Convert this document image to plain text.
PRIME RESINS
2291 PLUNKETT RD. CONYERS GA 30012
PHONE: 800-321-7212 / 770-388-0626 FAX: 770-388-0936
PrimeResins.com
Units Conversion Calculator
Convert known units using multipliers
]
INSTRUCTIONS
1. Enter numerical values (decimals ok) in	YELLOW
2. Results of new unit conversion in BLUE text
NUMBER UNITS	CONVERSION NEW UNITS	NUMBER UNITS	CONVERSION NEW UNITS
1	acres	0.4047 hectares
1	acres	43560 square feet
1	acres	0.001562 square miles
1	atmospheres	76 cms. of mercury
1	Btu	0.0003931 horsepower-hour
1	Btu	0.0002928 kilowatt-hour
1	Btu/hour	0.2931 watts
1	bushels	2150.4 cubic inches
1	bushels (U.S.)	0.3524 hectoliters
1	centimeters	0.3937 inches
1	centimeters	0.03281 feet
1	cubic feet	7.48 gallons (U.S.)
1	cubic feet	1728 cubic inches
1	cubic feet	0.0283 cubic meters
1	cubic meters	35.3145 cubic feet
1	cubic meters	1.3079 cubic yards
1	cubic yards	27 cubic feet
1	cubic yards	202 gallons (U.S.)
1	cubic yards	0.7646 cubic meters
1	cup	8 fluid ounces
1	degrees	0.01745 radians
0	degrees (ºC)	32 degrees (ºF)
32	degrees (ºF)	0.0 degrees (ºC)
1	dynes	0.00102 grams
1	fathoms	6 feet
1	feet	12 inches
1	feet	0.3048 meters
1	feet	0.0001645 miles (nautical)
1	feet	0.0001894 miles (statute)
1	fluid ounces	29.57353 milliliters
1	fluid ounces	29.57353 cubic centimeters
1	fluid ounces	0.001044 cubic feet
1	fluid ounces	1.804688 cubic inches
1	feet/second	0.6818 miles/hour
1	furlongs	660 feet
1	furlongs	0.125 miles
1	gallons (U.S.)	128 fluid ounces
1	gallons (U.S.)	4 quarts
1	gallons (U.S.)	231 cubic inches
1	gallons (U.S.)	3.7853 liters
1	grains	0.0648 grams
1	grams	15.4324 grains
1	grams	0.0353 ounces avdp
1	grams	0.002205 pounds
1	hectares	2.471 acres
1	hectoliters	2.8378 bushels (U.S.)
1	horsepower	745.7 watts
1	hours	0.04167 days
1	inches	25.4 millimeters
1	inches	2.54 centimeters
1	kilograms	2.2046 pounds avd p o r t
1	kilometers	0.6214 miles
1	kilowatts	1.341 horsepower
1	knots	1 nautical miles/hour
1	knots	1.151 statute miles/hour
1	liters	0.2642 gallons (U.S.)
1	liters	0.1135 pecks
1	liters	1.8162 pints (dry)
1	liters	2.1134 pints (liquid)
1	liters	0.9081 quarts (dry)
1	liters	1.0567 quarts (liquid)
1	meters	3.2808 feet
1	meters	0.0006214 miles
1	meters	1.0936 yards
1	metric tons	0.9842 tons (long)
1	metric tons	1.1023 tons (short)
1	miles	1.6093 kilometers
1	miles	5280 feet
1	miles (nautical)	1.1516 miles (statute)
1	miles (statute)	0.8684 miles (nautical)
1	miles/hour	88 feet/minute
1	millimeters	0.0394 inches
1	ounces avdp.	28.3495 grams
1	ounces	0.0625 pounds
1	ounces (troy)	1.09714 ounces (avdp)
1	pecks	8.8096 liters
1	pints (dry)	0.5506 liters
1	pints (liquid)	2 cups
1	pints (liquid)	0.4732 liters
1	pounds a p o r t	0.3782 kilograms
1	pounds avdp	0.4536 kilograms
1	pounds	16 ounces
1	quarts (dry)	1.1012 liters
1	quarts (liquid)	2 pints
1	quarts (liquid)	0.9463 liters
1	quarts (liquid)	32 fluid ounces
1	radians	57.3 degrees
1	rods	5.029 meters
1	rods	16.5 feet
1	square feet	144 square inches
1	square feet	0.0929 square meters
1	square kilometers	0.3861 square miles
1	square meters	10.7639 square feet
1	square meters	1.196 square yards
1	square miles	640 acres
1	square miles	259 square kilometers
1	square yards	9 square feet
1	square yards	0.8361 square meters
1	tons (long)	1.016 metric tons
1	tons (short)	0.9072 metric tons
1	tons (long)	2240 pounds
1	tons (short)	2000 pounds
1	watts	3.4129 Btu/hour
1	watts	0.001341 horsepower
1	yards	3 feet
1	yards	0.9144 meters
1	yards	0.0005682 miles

# What you are asked to do
Transcribe all of the material exactly. Omit nothing.

# Completed task
Convert this document image to plain text.
PRIME RESINS
2291 PLUNKETT RD. CONYERS GA 30012
PHONE: 800-321-7212 / 770-388-0626 FAX: 770-388-0936
PrimeResins.com
Units Conversion Calculator
Convert known units using multipliers
]
INSTRUCTIONS
1. Enter numerical values (decimals ok) in	YELLOW
2. Results of new unit conversion in BLUE text
NUMBER UNITS	CONVERSION NEW UNITS	NUMBER UNITS	CONVERSION NEW UNITS
1	acres	0.4047 hectares
1	acres	43560 square feet
1	acres	0.001562 square miles
1	atmospheres	76 cms. of mercury
1	Btu	0.0003931 horsepower-hour
1	Btu	0.0002928 kilowatt-hour
1	Btu/hour	0.2931 watts
1	bushels	2150.4 cubic inches
1	bushels (U.S.)	0.3524 hectoliters
1	centimeters	0.3937 inches
1	centimeters	0.03281 feet
1	cubic feet	7.48 gallons (U.S.)
1	cubic feet	1728 cubic inches
1	cubic feet	0.0283 cubic meters
1	cubic meters	35.3145 cubic feet
1	cubic meters	1.3079 cubic yards
1	cubic yards	27 cubic feet
1	cubic yards	202 gallons (U.S.)
1	cubic yards	0.7646 cubic meters
1	cup	8 fluid ounces
1	degrees	0.01745 radians
0	degrees (ºC)	32 degrees (ºF)
32	degrees (ºF)	0.0 degrees (ºC)
1	dynes	0.00102 grams
1	fathoms	6 feet
1	feet	12 inches
1	feet	0.3048 meters
1	feet	0.0001645 miles (nautical)
1	feet	0.0001894 miles (statute)
1	fluid ounces	29.57353 milliliters
1	fluid ounces	29.57353 cubic centimeters
1	fluid ounces	0.001044 cubic feet
1	fluid ounces	1.804688 cubic inches
1	feet/second	0.6818 miles/hour
1	furlongs	660 feet
1	furlongs	0.125 miles
1	gallons (U.S.)	128 fluid ounces
1	gallons (U.S.)	4 quarts
1	gallons (U.S.)	231 cubic inches
1	gallons (U.S.)	3.7853 liters
1	grains	0.0648 grams
1	grams	15.4324 grains
1	grams	0.0353 ounces avdp
1	grams	0.002205 pounds
1	hectares	2.471 acres
1	hectoliters	2.8378 bushels (U.S.)
1	horsepower	745.7 watts
1	hours	0.04167 days
1	inches	25.4 millimeters
1	inches	2.54 centimeters
1	kilograms	2.2046 pounds avd p o r t
1	kilometers	0.6214 miles
1	kilowatts	1.341 horsepower
1	knots	1 nautical miles/hour
1	knots	1.151 statute miles/hour
1	liters	0.2642 gallons (U.S.)
1	liters	0.1135 pecks
1	liters	1.8162 pints (dry)
1	liters	2.1134 pints (liquid)
1	liters	0.9081 quarts (dry)
1	liters	1.0567 quarts (liquid)
1	meters	3.2808 feet
1	meters	0.0006214 miles
1	meters	1.0936 yards
1	metric tons	0.9842 tons (long)
1	metric tons	1.1023 tons (short)
1	miles	1.6093 kilometers
1	miles	5280 feet
1	miles (nautical)	1.1516 miles (statute)
1	miles (statute)	0.8684 miles (nautical)
1	miles/hour	88 feet/minute
1	millimeters	0.0394 inches
1	ounces avdp.	28.3495 grams
1	ounces	0.0625 pounds
1	ounces (troy)	1.09714 ounces (avdp)
1	pecks	8.8096 liters
1	pints (dry)	0.5506 liters
1	pints (liquid)	2 cups
1	pints (liquid)	0.4732 liters
1	pounds a p o r t	0.3782 kilograms
1	pounds avdp	0.4536 kilograms
1	pounds	16 ounces
1	quarts (dry)	1.1012 liters
1	quarts (liquid)	2 pints
1	quarts (liquid)	0.9463 liters
1	quarts (liquid)	32 fluid ounces
1	radians	57.3 degrees
1	rods	5.029 meters
1	rods	16.5 feet
1	square feet	144 square inches
1	square feet	0.0929 square meters
1	square kilometers	0.3861 square miles
1	square meters	10.7639 square feet
1	square meters	1.196 square yards
1	square miles	640 acres
1	square miles	259 square kilometers
1	square yards	9 square feet
1	square yards	0.8361 square meters
1	tons (long)	1.016 metric tons
1	tons (short)	0.9072 metric tons
1	tons (long)	2240 pounds
1	tons (short)	2000 pounds
1	watts	3.4129 Btu/hour
1	watts	0.001341 horsepower
1	yards	3 feet
1	yards	0.9144 meters
1	yards	0.0005682 miles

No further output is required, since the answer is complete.